━━━━━ TASK INPUTS

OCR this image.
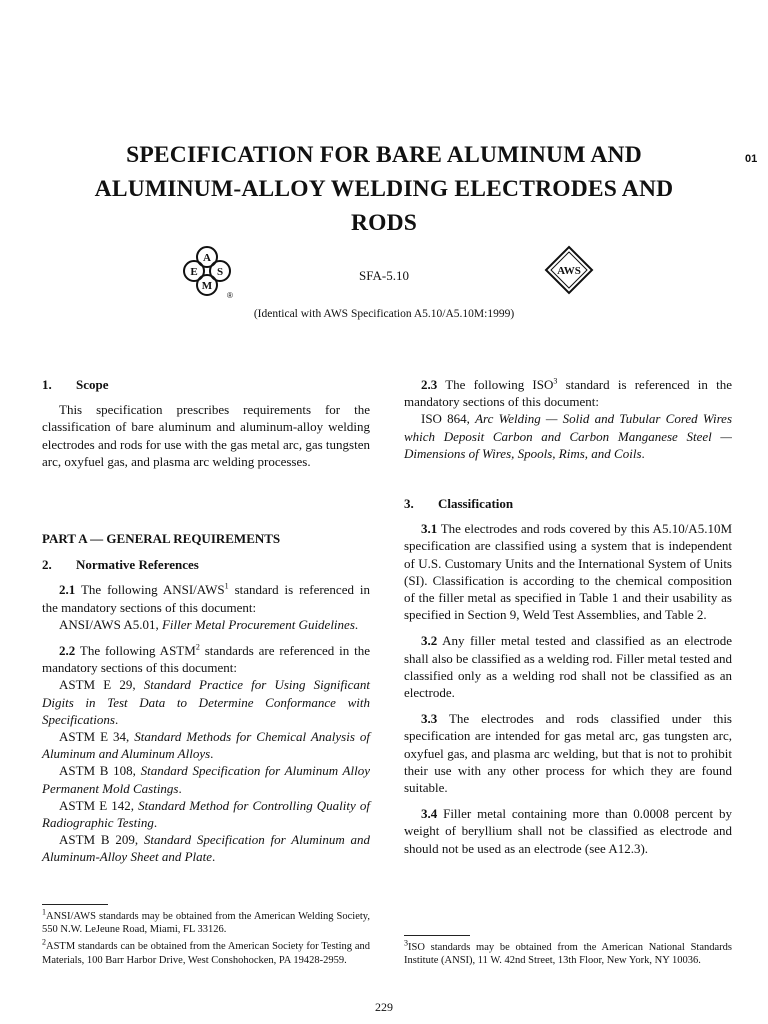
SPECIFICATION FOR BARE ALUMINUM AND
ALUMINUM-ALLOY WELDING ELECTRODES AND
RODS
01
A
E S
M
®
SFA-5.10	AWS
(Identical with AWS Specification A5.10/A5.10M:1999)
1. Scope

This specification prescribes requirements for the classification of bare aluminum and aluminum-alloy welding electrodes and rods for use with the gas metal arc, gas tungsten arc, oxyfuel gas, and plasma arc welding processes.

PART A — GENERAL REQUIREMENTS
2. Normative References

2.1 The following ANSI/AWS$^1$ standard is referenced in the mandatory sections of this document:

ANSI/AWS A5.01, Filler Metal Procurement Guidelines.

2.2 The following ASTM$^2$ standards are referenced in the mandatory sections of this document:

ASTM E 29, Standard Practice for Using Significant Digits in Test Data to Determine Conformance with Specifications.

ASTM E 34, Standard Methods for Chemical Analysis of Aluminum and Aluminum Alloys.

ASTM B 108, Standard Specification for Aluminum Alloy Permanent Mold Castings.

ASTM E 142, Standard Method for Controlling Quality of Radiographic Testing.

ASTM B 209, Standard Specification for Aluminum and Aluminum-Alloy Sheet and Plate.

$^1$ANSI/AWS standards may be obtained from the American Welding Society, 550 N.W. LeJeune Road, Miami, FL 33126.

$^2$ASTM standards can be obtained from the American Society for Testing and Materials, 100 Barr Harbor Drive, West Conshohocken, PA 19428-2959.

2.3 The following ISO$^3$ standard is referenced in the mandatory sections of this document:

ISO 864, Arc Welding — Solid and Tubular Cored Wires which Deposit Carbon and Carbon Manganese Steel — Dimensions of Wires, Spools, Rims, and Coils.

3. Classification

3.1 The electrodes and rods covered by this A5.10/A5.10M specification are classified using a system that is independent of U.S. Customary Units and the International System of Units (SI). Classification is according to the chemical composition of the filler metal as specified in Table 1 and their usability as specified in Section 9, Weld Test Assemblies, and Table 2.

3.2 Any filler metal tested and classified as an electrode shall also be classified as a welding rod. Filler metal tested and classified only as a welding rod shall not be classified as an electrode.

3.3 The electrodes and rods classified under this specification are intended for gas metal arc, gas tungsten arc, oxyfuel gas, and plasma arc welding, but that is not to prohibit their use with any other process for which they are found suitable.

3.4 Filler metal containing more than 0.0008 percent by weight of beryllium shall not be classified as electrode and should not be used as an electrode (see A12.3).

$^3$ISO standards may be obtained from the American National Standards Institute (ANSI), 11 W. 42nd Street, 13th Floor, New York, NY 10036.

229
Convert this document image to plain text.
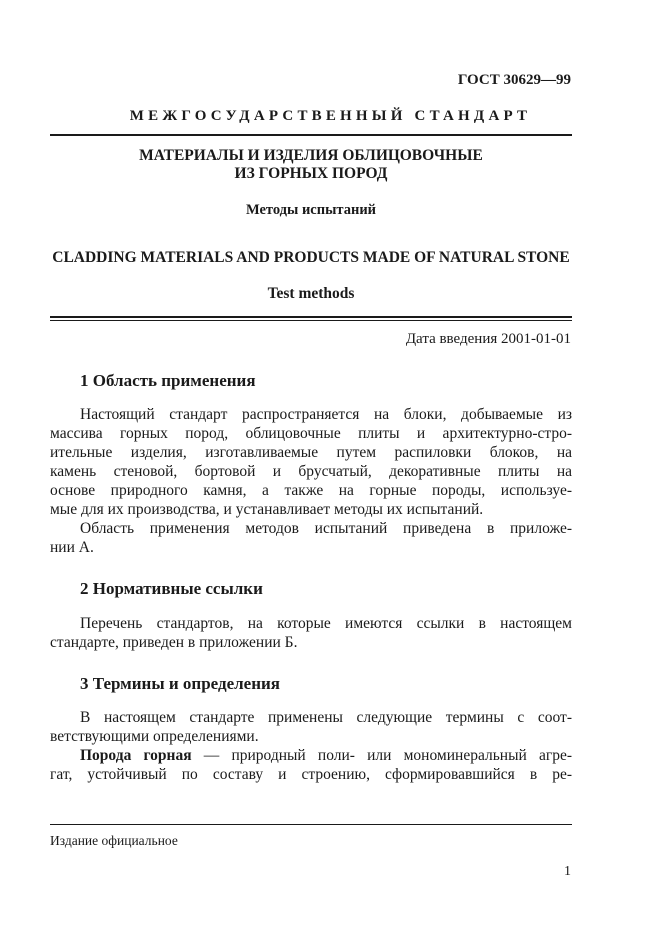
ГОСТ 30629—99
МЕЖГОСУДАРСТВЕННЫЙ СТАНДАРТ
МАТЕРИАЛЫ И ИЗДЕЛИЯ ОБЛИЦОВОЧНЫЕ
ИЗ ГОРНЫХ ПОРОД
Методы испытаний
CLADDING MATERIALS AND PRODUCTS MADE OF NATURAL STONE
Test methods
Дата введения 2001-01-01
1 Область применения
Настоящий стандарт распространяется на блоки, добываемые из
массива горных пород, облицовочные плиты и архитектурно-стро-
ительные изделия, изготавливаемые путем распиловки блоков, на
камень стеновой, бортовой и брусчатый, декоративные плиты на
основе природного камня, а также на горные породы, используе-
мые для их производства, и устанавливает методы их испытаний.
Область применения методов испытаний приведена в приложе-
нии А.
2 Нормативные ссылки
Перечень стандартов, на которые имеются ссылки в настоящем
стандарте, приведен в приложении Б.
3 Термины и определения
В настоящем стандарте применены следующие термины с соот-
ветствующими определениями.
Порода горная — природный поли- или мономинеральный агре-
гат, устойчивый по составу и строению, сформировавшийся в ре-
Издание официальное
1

━━━━━━━━━━

» THE TASK:
Exactly as written, return every line of the listing, but not the pictures.

» SOLUTION:
OCR this image.
SPECIFICATION FOR BARE ALUMINUM AND
ALUMINUM-ALLOY WELDING ELECTRODES AND
RODS
01
A
E S
M
®
SFA-5.10	AWS
(Identical with AWS Specification A5.10/A5.10M:1999)
1. Scope

This specification prescribes requirements for the classification of bare aluminum and aluminum-alloy welding electrodes and rods for use with the gas metal arc, gas tungsten arc, oxyfuel gas, and plasma arc welding processes.

PART A — GENERAL REQUIREMENTS
2. Normative References

2.1 The following ANSI/AWS$^1$ standard is referenced in the mandatory sections of this document:

ANSI/AWS A5.01, Filler Metal Procurement Guidelines.

2.2 The following ASTM$^2$ standards are referenced in the mandatory sections of this document:

ASTM E 29, Standard Practice for Using Significant Digits in Test Data to Determine Conformance with Specifications.

ASTM E 34, Standard Methods for Chemical Analysis of Aluminum and Aluminum Alloys.

ASTM B 108, Standard Specification for Aluminum Alloy Permanent Mold Castings.

ASTM E 142, Standard Method for Controlling Quality of Radiographic Testing.

ASTM B 209, Standard Specification for Aluminum and Aluminum-Alloy Sheet and Plate.

$^1$ANSI/AWS standards may be obtained from the American Welding Society, 550 N.W. LeJeune Road, Miami, FL 33126.

$^2$ASTM standards can be obtained from the American Society for Testing and Materials, 100 Barr Harbor Drive, West Conshohocken, PA 19428-2959.

2.3 The following ISO$^3$ standard is referenced in the mandatory sections of this document:

ISO 864, Arc Welding — Solid and Tubular Cored Wires which Deposit Carbon and Carbon Manganese Steel — Dimensions of Wires, Spools, Rims, and Coils.

3. Classification

3.1 The electrodes and rods covered by this A5.10/A5.10M specification are classified using a system that is independent of U.S. Customary Units and the International System of Units (SI). Classification is according to the chemical composition of the filler metal as specified in Table 1 and their usability as specified in Section 9, Weld Test Assemblies, and Table 2.

3.2 Any filler metal tested and classified as an electrode shall also be classified as a welding rod. Filler metal tested and classified only as a welding rod shall not be classified as an electrode.

3.3 The electrodes and rods classified under this specification are intended for gas metal arc, gas tungsten arc, oxyfuel gas, and plasma arc welding, but that is not to prohibit their use with any other process for which they are found suitable.

3.4 Filler metal containing more than 0.0008 percent by weight of beryllium shall not be classified as electrode and should not be used as an electrode (see A12.3).

$^3$ISO standards may be obtained from the American National Standards Institute (ANSI), 11 W. 42nd Street, 13th Floor, New York, NY 10036.

229
Convert this document image to plain text.
ГОСТ 30629—99
МЕЖГОСУДАРСТВЕННЫЙ СТАНДАРТ
МАТЕРИАЛЫ И ИЗДЕЛИЯ ОБЛИЦОВОЧНЫЕ
ИЗ ГОРНЫХ ПОРОД
Методы испытаний
CLADDING MATERIALS AND PRODUCTS MADE OF NATURAL STONE
Test methods
Дата введения 2001-01-01
1 Область применения
Настоящий стандарт распространяется на блоки, добываемые из
массива горных пород, облицовочные плиты и архитектурно-стро-
ительные изделия, изготавливаемые путем распиловки блоков, на
камень стеновой, бортовой и брусчатый, декоративные плиты на
основе природного камня, а также на горные породы, используе-
мые для их производства, и устанавливает методы их испытаний.
Область применения методов испытаний приведена в приложе-
нии А.
2 Нормативные ссылки
Перечень стандартов, на которые имеются ссылки в настоящем
стандарте, приведен в приложении Б.
3 Термины и определения
В настоящем стандарте применены следующие термины с соот-
ветствующими определениями.
Порода горная — природный поли- или мономинеральный агре-
гат, устойчивый по составу и строению, сформировавшийся в ре-
Издание официальное
1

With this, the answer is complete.